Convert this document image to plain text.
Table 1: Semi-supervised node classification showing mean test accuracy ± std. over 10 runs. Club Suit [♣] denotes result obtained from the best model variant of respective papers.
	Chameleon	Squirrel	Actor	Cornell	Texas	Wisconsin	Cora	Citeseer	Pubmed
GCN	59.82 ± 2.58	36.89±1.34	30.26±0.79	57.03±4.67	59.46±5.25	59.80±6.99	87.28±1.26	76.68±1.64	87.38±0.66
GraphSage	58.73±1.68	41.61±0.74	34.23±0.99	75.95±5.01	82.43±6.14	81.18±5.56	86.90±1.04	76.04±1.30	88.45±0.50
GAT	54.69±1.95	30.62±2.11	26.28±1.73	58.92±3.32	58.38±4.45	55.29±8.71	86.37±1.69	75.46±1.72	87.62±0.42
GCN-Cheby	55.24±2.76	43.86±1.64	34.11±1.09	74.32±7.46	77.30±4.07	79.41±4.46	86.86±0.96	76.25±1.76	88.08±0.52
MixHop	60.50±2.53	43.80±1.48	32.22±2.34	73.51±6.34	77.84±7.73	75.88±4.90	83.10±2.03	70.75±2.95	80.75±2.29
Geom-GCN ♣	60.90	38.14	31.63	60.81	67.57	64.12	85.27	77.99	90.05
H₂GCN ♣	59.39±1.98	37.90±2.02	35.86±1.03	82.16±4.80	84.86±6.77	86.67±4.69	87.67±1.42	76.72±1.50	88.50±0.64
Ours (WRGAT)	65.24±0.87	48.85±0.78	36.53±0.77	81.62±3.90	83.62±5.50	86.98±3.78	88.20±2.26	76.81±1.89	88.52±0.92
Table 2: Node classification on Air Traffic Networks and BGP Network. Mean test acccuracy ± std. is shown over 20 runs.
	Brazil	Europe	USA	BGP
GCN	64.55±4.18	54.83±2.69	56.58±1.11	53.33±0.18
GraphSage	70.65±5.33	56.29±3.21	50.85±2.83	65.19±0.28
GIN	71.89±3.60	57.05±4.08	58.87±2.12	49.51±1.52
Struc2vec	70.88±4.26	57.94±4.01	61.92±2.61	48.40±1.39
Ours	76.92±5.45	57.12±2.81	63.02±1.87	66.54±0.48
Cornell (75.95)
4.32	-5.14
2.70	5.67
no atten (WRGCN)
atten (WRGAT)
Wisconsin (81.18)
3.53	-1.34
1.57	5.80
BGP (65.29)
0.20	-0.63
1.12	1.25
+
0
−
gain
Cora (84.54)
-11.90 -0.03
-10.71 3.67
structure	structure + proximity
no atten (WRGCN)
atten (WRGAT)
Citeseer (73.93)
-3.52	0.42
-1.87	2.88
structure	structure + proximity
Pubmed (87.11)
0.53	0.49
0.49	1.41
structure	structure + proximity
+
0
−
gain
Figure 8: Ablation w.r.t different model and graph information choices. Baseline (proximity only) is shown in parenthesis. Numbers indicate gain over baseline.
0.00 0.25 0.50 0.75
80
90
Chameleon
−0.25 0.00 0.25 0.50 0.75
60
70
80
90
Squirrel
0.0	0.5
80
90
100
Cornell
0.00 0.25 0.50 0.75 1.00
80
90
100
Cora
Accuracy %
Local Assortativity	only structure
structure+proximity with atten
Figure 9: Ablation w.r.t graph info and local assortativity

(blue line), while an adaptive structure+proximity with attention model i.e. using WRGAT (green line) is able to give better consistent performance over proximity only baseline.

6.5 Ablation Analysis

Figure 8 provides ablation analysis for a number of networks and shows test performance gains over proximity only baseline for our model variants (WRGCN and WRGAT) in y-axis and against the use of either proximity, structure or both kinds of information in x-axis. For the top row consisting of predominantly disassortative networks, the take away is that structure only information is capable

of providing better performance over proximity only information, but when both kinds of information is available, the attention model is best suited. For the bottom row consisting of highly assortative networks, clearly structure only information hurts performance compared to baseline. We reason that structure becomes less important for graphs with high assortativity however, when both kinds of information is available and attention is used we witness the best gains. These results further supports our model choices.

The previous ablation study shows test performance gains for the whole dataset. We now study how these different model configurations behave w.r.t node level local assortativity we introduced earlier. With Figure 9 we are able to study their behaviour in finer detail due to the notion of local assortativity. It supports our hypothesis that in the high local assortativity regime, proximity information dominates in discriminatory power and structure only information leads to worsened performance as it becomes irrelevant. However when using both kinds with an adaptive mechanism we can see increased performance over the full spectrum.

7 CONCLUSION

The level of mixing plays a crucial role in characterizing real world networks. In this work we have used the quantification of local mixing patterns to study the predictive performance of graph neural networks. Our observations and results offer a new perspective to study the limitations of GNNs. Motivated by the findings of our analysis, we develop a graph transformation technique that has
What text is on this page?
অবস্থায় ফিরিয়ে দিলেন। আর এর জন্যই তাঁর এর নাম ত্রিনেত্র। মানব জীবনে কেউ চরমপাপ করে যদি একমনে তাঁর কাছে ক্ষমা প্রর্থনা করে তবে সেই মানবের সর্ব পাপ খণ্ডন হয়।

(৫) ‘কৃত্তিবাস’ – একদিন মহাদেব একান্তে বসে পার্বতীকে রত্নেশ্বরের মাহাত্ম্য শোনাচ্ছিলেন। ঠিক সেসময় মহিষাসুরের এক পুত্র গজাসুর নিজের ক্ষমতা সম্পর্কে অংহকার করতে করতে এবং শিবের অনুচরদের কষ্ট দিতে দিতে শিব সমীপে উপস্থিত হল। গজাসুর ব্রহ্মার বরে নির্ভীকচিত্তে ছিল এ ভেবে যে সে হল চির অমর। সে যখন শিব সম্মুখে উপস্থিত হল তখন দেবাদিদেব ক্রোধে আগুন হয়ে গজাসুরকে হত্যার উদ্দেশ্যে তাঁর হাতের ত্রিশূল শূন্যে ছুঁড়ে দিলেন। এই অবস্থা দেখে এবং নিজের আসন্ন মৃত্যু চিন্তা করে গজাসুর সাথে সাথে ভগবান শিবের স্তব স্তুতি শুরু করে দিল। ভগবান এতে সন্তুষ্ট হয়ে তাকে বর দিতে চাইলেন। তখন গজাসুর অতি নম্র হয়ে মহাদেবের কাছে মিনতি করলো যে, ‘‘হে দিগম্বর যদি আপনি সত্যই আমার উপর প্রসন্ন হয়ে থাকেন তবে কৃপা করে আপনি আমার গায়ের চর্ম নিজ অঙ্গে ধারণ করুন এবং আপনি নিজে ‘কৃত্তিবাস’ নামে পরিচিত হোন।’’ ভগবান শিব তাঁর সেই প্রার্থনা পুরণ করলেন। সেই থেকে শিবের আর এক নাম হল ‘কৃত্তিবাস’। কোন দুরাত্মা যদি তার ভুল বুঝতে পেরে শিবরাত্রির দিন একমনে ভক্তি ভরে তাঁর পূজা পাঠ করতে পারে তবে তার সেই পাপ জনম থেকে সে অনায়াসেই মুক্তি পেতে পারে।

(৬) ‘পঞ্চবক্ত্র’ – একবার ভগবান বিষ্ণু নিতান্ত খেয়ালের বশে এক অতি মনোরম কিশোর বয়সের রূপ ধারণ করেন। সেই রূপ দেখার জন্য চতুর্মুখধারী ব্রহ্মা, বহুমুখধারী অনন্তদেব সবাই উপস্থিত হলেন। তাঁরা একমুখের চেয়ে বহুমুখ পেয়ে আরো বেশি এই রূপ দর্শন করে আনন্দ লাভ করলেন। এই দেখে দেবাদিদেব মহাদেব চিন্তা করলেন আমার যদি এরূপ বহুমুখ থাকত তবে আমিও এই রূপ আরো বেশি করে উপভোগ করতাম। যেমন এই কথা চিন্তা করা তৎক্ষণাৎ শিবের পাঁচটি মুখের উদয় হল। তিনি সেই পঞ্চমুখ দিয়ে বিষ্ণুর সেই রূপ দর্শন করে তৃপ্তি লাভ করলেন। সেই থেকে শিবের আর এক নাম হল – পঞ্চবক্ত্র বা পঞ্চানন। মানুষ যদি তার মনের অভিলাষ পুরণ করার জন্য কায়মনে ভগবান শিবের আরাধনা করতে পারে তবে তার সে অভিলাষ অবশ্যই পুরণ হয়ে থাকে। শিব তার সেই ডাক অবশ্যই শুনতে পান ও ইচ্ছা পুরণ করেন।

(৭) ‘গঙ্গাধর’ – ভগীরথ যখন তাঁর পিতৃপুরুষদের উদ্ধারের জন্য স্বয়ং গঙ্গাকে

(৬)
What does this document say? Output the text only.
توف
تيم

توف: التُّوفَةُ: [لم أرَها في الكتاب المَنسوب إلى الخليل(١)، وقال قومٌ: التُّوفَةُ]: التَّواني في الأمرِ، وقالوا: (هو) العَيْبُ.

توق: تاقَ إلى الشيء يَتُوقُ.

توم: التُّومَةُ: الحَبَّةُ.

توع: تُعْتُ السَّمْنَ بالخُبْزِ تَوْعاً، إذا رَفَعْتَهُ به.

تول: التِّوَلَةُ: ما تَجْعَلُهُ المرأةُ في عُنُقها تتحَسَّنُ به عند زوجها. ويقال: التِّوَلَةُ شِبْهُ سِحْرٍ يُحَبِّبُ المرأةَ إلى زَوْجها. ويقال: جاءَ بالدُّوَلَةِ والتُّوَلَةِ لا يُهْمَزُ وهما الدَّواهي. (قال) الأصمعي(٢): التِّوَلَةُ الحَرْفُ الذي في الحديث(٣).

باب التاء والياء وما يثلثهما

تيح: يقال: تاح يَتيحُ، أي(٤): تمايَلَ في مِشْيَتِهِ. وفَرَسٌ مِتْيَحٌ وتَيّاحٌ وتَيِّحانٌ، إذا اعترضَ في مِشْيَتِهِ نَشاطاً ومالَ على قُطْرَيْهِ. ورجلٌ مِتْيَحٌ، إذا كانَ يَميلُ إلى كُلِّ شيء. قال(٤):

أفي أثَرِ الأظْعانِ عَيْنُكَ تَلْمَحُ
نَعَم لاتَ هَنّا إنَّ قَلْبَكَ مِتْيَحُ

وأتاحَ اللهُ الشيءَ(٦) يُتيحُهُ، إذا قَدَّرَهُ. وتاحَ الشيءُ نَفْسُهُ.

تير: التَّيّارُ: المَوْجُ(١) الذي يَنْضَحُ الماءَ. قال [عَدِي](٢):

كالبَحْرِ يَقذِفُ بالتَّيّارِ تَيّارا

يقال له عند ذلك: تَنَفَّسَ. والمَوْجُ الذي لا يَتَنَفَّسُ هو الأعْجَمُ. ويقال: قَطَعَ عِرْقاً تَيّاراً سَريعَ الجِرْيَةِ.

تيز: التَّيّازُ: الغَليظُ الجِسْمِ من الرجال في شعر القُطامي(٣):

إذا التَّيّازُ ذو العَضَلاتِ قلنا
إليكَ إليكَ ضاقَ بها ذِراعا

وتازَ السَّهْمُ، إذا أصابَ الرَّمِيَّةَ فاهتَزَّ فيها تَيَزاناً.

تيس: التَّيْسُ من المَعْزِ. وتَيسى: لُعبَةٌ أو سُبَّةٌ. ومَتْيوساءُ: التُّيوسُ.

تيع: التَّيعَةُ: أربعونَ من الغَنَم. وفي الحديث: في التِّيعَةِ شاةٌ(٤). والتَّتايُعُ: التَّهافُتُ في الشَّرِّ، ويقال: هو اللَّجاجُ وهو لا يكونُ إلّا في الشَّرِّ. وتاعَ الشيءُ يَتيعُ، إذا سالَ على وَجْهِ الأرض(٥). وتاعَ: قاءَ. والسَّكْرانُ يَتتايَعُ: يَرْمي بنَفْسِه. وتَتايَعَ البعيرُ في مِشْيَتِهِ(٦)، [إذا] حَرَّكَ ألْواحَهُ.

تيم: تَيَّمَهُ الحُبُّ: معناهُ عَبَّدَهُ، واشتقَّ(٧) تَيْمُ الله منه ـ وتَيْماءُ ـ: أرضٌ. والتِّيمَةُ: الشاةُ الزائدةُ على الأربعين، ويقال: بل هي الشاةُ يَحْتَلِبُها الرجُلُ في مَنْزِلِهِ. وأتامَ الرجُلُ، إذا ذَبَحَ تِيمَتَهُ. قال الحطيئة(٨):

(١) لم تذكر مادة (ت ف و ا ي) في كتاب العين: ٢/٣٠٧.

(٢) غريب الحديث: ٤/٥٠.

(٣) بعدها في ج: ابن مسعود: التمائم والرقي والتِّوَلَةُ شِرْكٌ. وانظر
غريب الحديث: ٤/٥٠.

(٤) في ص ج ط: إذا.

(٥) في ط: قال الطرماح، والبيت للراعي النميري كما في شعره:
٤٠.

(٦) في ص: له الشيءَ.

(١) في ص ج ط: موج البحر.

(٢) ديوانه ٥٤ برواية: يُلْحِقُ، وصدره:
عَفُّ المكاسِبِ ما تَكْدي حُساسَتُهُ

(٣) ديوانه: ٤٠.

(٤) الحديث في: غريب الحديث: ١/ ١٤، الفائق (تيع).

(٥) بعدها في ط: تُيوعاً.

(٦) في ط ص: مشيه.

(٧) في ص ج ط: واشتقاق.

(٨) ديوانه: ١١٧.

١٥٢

◇ ◇ ◇ ◇

Lines that include the word "adaptive" are to be extracted from the data above.

(blue line), while an adaptive structure+proximity with attention model i.e. using WRGAT (green line) is able to give better consistent performance over proximity only baseline.
The previous ablation study shows test performance gains for the whole dataset. We now study how these different model configurations behave w.r.t node level local assortativity we introduced earlier. With Figure 9 we are able to study their behaviour in finer detail due to the notion of local assortativity. It supports our hypothesis that in the high local assortativity regime, proximity information dominates in discriminatory power and structure only information leads to worsened performance as it becomes irrelevant. However when using both kinds with an adaptive mechanism we can see increased performance over the full spectrum.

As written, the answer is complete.